In full and without alteration, give the listing again.

####################

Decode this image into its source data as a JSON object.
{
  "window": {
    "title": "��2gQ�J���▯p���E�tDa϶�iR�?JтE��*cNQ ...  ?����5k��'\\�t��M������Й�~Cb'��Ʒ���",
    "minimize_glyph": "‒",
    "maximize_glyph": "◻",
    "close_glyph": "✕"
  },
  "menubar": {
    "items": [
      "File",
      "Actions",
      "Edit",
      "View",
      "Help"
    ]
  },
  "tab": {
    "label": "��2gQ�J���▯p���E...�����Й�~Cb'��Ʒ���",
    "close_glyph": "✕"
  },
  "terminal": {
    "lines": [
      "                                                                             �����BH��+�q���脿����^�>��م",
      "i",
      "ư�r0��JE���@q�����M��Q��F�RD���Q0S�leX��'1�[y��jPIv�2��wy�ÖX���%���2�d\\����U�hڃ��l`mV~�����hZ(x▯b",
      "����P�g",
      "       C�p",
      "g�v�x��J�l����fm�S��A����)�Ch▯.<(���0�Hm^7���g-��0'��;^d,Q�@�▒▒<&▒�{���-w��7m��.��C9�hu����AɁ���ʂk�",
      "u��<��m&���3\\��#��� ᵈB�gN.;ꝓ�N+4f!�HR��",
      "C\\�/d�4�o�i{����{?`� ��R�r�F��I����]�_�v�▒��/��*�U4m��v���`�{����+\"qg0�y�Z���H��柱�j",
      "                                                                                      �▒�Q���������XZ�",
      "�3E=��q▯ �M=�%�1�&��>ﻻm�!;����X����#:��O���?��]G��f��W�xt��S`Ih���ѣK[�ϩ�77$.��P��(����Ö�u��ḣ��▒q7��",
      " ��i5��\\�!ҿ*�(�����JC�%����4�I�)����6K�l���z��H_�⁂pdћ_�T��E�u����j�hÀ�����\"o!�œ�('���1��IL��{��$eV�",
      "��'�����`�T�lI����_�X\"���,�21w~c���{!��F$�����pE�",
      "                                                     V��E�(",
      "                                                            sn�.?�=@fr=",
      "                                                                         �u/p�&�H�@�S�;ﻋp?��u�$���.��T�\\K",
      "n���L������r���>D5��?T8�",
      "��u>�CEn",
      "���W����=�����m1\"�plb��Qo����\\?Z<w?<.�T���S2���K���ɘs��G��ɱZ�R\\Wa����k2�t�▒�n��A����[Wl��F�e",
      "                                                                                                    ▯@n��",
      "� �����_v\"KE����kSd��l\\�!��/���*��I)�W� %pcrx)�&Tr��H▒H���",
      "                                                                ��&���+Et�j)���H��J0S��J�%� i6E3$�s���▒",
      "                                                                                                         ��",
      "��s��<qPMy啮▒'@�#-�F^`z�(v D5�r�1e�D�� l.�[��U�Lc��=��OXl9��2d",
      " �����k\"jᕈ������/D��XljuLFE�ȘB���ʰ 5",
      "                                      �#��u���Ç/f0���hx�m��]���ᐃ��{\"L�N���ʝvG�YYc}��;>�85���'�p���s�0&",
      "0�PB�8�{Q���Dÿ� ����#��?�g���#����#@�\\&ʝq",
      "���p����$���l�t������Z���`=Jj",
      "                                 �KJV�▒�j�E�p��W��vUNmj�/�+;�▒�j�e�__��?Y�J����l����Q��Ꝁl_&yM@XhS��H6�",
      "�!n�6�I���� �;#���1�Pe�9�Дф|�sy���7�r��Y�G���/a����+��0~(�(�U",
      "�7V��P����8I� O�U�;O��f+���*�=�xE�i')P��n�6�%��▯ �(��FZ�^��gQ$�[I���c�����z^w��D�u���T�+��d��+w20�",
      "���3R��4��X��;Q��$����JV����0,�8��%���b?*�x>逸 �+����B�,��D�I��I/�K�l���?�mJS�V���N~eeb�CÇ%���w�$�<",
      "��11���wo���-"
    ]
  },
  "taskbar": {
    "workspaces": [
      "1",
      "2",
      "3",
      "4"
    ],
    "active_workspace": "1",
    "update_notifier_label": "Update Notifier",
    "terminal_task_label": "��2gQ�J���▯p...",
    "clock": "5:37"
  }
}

####################

* Reply to the exercise *
Decode this image into its source data as a JSON object.
{
  "window": {
    "title": "��2gQ�J���▯p���E�tDa϶�iR�?JтE��*cNQ ...  ?����5k��'\\�t��M������Й�~Cb'��Ʒ���",
    "minimize_glyph": "‒",
    "maximize_glyph": "◻",
    "close_glyph": "✕"
  },
  "menubar": {
    "items": [
      "File",
      "Actions",
      "Edit",
      "View",
      "Help"
    ]
  },
  "tab": {
    "label": "��2gQ�J���▯p���E...�����Й�~Cb'��Ʒ���",
    "close_glyph": "✕"
  },
  "terminal": {
    "lines": [
      "                                                                             �����BH��+�q���脿����^�>��م",
      "i",
      "ư�r0��JE���@q�����M��Q��F�RD���Q0S�leX��'1�[y��jPIv�2��wy�ÖX���%���2�d\\����U�hڃ��l`mV~�����hZ(x▯b",
      "����P�g",
      "       C�p",
      "g�v�x��J�l����fm�S��A����)�Ch▯.<(���0�Hm^7���g-��0'��;^d,Q�@�▒▒<&▒�{���-w��7m��.��C9�hu����AɁ���ʂk�",
      "u��<��m&���3\\��#��� ᵈB�gN.;ꝓ�N+4f!�HR��",
      "C\\�/d�4�o�i{����{?`� ��R�r�F��I����]�_�v�▒��/��*�U4m��v���`�{����+\"qg0�y�Z���H��柱�j",
      "                                                                                      �▒�Q���������XZ�",
      "�3E=��q▯ �M=�%�1�&��>ﻻm�!;����X����#:��O���?��]G��f��W�xt��S`Ih���ѣK[�ϩ�77$.��P��(����Ö�u��ḣ��▒q7��",
      " ��i5��\\�!ҿ*�(�����JC�%����4�I�)����6K�l���z��H_�⁂pdћ_�T��E�u����j�hÀ�����\"o!�œ�('���1��IL��{��$eV�",
      "��'�����`�T�lI����_�X\"���,�21w~c���{!��F$�����pE�",
      "                                                     V��E�(",
      "                                                            sn�.?�=@fr=",
      "                                                                         �u/p�&�H�@�S�;ﻋp?��u�$���.��T�\\K",
      "n���L������r���>D5��?T8�",
      "��u>�CEn",
      "���W����=�����m1\"�plb��Qo����\\?Z<w?<.�T���S2���K���ɘs��G��ɱZ�R\\Wa����k2�t�▒�n��A����[Wl��F�e",
      "                                                                                                    ▯@n��",
      "� �����_v\"KE����kSd��l\\�!��/���*��I)�W� %pcrx)�&Tr��H▒H���",
      "                                                                ��&���+Et�j)���H��J0S��J�%� i6E3$�s���▒",
      "                                                                                                         ��",
      "��s��<qPMy啮▒'@�#-�F^`z�(v D5�r�1e�D�� l.�[��U�Lc��=��OXl9��2d",
      " �����k\"jᕈ������/D��XljuLFE�ȘB���ʰ 5",
      "                                      �#��u���Ç/f0���hx�m��]���ᐃ��{\"L�N���ʝvG�YYc}��;>�85���'�p���s�0&",
      "0�PB�8�{Q���Dÿ� ����#��?�g���#����#@�\\&ʝq",
      "���p����$���l�t������Z���`=Jj",
      "                                 �KJV�▒�j�E�p��W��vUNmj�/�+;�▒�j�e�__��?Y�J����l����Q��Ꝁl_&yM@XhS��H6�",
      "�!n�6�I���� �;#���1�Pe�9�Дф|�sy���7�r��Y�G���/a����+��0~(�(�U",
      "�7V��P����8I� O�U�;O��f+���*�=�xE�i')P��n�6�%��▯ �(��FZ�^��gQ$�[I���c�����z^w��D�u���T�+��d��+w20�",
      "���3R��4��X��;Q��$����JV����0,�8��%���b?*�x>逸 �+����B�,��D�I��I/�K�l���?�mJS�V���N~eeb�CÇ%���w�$�<",
      "��11���wo���-"
    ]
  },
  "taskbar": {
    "workspaces": [
      "1",
      "2",
      "3",
      "4"
    ],
    "active_workspace": "1",
    "update_notifier_label": "Update Notifier",
    "terminal_task_label": "��2gQ�J���▯p...",
    "clock": "5:37"
  }
}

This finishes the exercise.